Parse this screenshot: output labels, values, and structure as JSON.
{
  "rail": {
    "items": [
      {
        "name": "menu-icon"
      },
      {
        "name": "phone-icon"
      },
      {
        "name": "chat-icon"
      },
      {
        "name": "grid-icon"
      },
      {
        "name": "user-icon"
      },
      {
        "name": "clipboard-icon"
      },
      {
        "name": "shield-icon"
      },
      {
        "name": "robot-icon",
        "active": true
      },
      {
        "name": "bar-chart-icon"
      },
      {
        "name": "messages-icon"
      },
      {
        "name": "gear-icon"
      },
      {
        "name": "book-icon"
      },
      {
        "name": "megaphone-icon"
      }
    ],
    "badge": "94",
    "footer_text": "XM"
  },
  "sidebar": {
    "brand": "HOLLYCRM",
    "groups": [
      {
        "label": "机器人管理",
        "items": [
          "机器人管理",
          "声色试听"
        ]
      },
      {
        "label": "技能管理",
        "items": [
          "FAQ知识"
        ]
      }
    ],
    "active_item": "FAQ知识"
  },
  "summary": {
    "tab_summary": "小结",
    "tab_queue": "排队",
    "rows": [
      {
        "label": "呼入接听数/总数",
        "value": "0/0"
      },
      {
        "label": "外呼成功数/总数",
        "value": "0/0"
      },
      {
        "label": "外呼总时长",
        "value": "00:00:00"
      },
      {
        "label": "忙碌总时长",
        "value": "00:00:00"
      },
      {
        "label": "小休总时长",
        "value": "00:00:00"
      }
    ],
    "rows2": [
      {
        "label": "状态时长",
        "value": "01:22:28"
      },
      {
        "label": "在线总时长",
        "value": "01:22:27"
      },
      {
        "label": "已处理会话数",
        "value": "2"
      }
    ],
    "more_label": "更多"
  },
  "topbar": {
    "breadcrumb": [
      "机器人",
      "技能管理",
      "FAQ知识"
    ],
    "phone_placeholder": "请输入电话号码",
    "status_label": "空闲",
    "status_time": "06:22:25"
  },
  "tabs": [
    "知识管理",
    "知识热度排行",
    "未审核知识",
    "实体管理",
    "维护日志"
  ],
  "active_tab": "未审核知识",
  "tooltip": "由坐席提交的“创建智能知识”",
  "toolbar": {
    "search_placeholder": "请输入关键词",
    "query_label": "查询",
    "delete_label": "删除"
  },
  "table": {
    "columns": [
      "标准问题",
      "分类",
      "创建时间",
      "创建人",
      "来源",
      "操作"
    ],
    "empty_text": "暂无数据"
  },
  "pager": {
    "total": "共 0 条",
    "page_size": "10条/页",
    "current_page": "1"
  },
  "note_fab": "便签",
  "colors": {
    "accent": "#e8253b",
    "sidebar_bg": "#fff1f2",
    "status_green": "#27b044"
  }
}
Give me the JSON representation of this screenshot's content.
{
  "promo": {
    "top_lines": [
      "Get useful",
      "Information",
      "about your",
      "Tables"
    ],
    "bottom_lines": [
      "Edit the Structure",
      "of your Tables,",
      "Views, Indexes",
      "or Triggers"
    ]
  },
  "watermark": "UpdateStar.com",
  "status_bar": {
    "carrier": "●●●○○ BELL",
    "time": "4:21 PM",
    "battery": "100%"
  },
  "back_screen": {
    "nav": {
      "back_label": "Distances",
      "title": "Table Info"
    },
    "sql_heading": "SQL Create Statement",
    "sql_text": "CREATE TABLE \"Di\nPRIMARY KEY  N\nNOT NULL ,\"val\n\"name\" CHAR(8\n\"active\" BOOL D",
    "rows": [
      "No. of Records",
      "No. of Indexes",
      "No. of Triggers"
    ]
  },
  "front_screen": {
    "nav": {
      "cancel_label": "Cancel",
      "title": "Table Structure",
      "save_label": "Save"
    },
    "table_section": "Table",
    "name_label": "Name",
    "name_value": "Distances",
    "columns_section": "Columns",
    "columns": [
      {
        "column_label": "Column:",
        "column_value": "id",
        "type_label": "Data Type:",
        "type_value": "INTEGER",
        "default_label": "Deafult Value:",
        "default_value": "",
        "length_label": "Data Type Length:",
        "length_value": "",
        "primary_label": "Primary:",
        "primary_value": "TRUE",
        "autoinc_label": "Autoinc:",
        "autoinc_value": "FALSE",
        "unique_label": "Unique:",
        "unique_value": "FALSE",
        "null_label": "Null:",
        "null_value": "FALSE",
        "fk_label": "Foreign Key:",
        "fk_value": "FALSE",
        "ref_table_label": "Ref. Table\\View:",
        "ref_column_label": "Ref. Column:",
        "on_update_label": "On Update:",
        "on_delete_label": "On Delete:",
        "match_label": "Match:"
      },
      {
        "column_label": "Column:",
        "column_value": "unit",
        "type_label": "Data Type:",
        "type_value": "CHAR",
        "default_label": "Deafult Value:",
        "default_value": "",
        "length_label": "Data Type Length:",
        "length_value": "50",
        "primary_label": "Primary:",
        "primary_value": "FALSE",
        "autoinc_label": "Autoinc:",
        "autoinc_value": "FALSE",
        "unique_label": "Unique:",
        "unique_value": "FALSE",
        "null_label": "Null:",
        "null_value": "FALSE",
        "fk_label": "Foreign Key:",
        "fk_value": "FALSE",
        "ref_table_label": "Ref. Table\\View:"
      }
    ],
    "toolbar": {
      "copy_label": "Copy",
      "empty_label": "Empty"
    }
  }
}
•••
__TASK TO COMPLETE__: Search the records above for the string "screenshot". Copy every line that contains it.

__EXERCISE RESPONSE__:
Parse this screenshot: output labels, values, and structure as JSON.
Give me the JSON representation of this screenshot's content.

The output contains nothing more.